Stated task -
Copy all lines below containing "أخرجه".

Record list -
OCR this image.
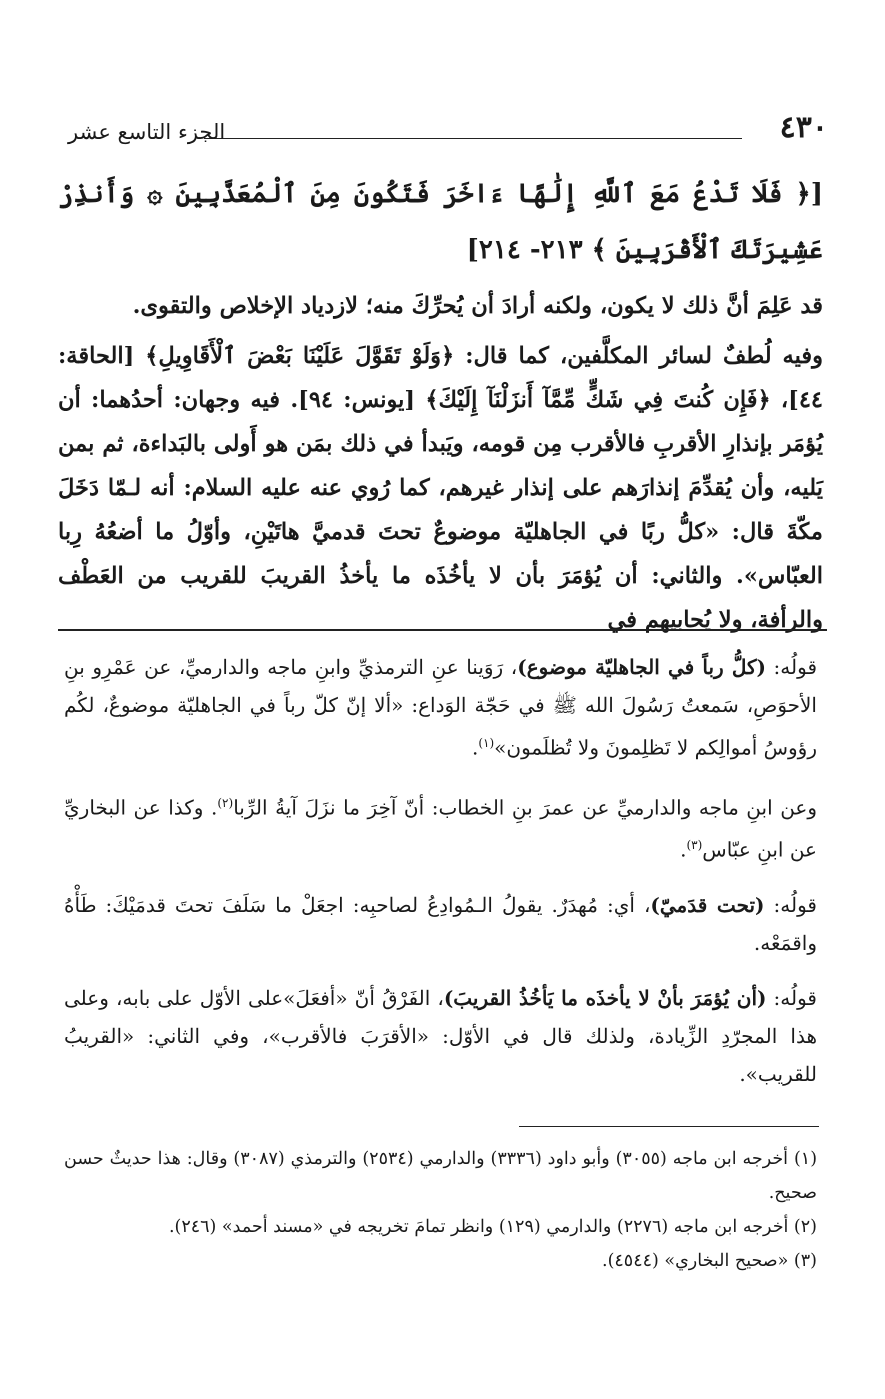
٤٣٠
الجزء التاسع عشر
[﴿ فَلَا تَدْعُ مَعَ ٱللَّهِ إِلَٰهًا ءَاخَرَ فَتَكُونَ مِنَ ٱلْمُعَذَّبِينَ ۞ وَأَنذِرْ عَشِيرَتَكَ ٱلْأَقْرَبِينَ ﴾ ٢١٣- ٢١٤]

قد عَلِمَ أنَّ ذلك لا يكون، ولكنه أرادَ أن يُحرِّكَ منه؛ لازدياد الإخلاص والتقوى.

وفيه لُطفٌ لسائر المكلَّفين، كما قال: ﴿وَلَوْ تَقَوَّلَ عَلَيْنَا بَعْضَ ٱلْأَقَاوِيلِ﴾ [الحاقة: ٤٤]، ﴿فَإِن كُنتَ فِي شَكٍّ مِّمَّآ أَنزَلْنَآ إِلَيْكَ﴾ [يونس: ٩٤]. فيه وجهان: أحدُهما: أن يُؤمَر بإنذارِ الأقربِ فالأقرب مِن قومه، ويَبدأ في ذلك بمَن هو أَولى بالبَداءة، ثم بمن يَليه، وأن يُقدِّمَ إنذارَهم على إنذار غيرهم، كما رُوي عنه عليه السلام: أنه لـمّا دَخَلَ مكّةَ قال: «كلُّ ربًا في الجاهليّة موضوعٌ تحتَ قدميَّ هاتَيْنِ، وأوّلُ ما أضعُهُ رِبا العبّاس». والثاني: أن يُؤمَرَ بأن لا يأخُذَه ما يأخذُ القريبَ للقريب من العَطْف والرأفة، ولا يُحابيهم في

قولُه: (كلُّ رباً في الجاهليّة موضوع)، رَوَينا عنِ الترمذيِّ وابنِ ماجه والدارميِّ، عن عَمْرِو بنِ الأحوَصِ، سَمعتُ رَسُولَ الله ﷺ في حَجّة الوَداع: «ألا إنّ كلّ رباً في الجاهليّة موضوعٌ، لكُم رؤوسُ أموالِكم لا تَظلِمونَ ولا تُظلَمون»$^{(١)}$.

وعن ابنِ ماجه والدارميِّ عن عمرَ بنِ الخطاب: أنّ آخِرَ ما نزَلَ آيةُ الرِّبا$^{(٢)}$. وكذا عن البخاريِّ عن ابنِ عبّاس$^{(٣)}$.

قولُه: (تحت قدَميّ)، أي: مُهدَرٌ. يقولُ الـمُوادِعُ لصاحبِه: اجعَلْ ما سَلَفَ تحتَ قدمَيْكَ: طَأْهُ واقمَعْه.

قولُه: (أن يُؤمَرَ بأنْ لا يأخذَه ما يَأخُذُ القريبَ)، الفَرْقُ أنّ «أفعَلَ»على الأوّل على بابه، وعلى هذا المجرّدِ الزِّيادة، ولذلك قال في الأوّل: «الأقرَبَ فالأقرب»، وفي الثاني: «القريبُ للقريب».

(١) أخرجه ابن ماجه (٣٠٥٥) وأبو داود (٣٣٣٦) والدارمي (٢٥٣٤) والترمذي (٣٠٨٧) وقال: هذا حديثٌ حسن صحيح.

(٢) أخرجه ابن ماجه (٢٢٧٦) والدارمي (١٢٩) وانظر تمامَ تخريجه في «مسند أحمد» (٢٤٦).

(٣) «صحيح البخاري» (٤٥٤٤).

Solution to this exercise -
(١) أخرجه ابن ماجه (٣٠٥٥) وأبو داود (٣٣٣٦) والدارمي (٢٥٣٤) والترمذي (٣٠٨٧) وقال: هذا حديثٌ حسن صحيح.
(٢) أخرجه ابن ماجه (٢٢٧٦) والدارمي (١٢٩) وانظر تمامَ تخريجه في «مسند أحمد» (٢٤٦).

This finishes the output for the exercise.